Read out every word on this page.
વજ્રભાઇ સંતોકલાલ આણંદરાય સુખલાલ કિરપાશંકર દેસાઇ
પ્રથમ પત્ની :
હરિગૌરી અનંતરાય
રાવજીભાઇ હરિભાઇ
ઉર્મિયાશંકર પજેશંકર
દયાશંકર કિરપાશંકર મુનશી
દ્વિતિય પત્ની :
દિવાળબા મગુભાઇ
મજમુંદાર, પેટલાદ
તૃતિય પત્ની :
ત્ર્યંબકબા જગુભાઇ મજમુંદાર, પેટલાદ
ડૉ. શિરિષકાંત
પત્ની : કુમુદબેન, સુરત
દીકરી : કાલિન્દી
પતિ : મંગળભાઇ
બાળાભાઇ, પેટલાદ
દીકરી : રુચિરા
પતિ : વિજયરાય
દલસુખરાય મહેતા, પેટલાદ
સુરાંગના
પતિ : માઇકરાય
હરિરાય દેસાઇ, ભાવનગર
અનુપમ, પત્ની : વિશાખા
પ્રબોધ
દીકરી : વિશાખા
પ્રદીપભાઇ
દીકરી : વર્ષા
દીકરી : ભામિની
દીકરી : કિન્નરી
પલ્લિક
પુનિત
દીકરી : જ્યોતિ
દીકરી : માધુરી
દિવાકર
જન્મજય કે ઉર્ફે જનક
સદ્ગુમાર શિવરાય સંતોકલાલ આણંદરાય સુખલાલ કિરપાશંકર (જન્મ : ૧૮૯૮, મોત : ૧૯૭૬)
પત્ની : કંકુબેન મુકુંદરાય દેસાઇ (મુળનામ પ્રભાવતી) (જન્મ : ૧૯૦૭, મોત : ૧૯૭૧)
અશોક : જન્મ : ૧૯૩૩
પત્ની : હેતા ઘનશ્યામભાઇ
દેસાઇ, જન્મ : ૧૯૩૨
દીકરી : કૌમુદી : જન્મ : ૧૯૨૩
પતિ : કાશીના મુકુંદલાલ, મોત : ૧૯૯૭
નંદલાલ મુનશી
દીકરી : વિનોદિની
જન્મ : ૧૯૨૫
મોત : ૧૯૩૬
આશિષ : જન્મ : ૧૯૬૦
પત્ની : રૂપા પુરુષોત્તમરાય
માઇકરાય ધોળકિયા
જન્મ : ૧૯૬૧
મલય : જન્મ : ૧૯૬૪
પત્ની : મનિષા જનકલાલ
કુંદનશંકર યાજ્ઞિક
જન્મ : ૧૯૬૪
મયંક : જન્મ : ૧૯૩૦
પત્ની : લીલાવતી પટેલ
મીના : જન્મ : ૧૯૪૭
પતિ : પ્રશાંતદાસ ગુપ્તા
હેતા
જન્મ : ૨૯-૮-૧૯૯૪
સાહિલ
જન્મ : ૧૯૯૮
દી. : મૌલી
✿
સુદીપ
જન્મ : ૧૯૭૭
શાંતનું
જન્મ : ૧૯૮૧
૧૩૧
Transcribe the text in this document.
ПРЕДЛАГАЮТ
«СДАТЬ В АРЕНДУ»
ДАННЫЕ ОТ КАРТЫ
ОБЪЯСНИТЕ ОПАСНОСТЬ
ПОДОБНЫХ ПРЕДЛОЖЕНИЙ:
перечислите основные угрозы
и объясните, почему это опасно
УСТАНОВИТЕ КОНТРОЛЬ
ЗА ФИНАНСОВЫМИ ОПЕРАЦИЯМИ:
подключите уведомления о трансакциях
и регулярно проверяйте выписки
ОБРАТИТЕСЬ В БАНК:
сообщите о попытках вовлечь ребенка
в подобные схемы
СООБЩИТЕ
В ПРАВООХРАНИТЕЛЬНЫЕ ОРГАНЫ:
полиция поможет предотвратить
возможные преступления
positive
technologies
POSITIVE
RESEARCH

**REQUEST**.
Give the complete listing a second time, exactly as it reads.

**WORKED SOLUTION**.
Read out every word on this page.
વજ્રભાઇ સંતોકલાલ આણંદરાય સુખલાલ કિરપાશંકર દેસાઇ
પ્રથમ પત્ની :
હરિગૌરી અનંતરાય
રાવજીભાઇ હરિભાઇ
ઉર્મિયાશંકર પજેશંકર
દયાશંકર કિરપાશંકર મુનશી
દ્વિતિય પત્ની :
દિવાળબા મગુભાઇ
મજમુંદાર, પેટલાદ
તૃતિય પત્ની :
ત્ર્યંબકબા જગુભાઇ મજમુંદાર, પેટલાદ
ડૉ. શિરિષકાંત
પત્ની : કુમુદબેન, સુરત
દીકરી : કાલિન્દી
પતિ : મંગળભાઇ
બાળાભાઇ, પેટલાદ
દીકરી : રુચિરા
પતિ : વિજયરાય
દલસુખરાય મહેતા, પેટલાદ
સુરાંગના
પતિ : માઇકરાય
હરિરાય દેસાઇ, ભાવનગર
અનુપમ, પત્ની : વિશાખા
પ્રબોધ
દીકરી : વિશાખા
પ્રદીપભાઇ
દીકરી : વર્ષા
દીકરી : ભામિની
દીકરી : કિન્નરી
પલ્લિક
પુનિત
દીકરી : જ્યોતિ
દીકરી : માધુરી
દિવાકર
જન્મજય કે ઉર્ફે જનક
સદ્ગુમાર શિવરાય સંતોકલાલ આણંદરાય સુખલાલ કિરપાશંકર (જન્મ : ૧૮૯૮, મોત : ૧૯૭૬)
પત્ની : કંકુબેન મુકુંદરાય દેસાઇ (મુળનામ પ્રભાવતી) (જન્મ : ૧૯૦૭, મોત : ૧૯૭૧)
અશોક : જન્મ : ૧૯૩૩
પત્ની : હેતા ઘનશ્યામભાઇ
દેસાઇ, જન્મ : ૧૯૩૨
દીકરી : કૌમુદી : જન્મ : ૧૯૨૩
પતિ : કાશીના મુકુંદલાલ, મોત : ૧૯૯૭
નંદલાલ મુનશી
દીકરી : વિનોદિની
જન્મ : ૧૯૨૫
મોત : ૧૯૩૬
આશિષ : જન્મ : ૧૯૬૦
પત્ની : રૂપા પુરુષોત્તમરાય
માઇકરાય ધોળકિયા
જન્મ : ૧૯૬૧
મલય : જન્મ : ૧૯૬૪
પત્ની : મનિષા જનકલાલ
કુંદનશંકર યાજ્ઞિક
જન્મ : ૧૯૬૪
મયંક : જન્મ : ૧૯૩૦
પત્ની : લીલાવતી પટેલ
મીના : જન્મ : ૧૯૪૭
પતિ : પ્રશાંતદાસ ગુપ્તા
હેતા
જન્મ : ૨૯-૮-૧૯૯૪
સાહિલ
જન્મ : ૧૯૯૮
દી. : મૌલી
✿
સુદીપ
જન્મ : ૧૯૭૭
શાંતનું
જન્મ : ૧૯૮૧
૧૩૧
Transcribe the text in this document.
ПРЕДЛАГАЮТ
«СДАТЬ В АРЕНДУ»
ДАННЫЕ ОТ КАРТЫ
ОБЪЯСНИТЕ ОПАСНОСТЬ
ПОДОБНЫХ ПРЕДЛОЖЕНИЙ:
перечислите основные угрозы
и объясните, почему это опасно
УСТАНОВИТЕ КОНТРОЛЬ
ЗА ФИНАНСОВЫМИ ОПЕРАЦИЯМИ:
подключите уведомления о трансакциях
и регулярно проверяйте выписки
ОБРАТИТЕСЬ В БАНК:
сообщите о попытках вовлечь ребенка
в подобные схемы
СООБЩИТЕ
В ПРАВООХРАНИТЕЛЬНЫЕ ОРГАНЫ:
полиция поможет предотвратить
возможные преступления
positive
technologies
POSITIVE
RESEARCH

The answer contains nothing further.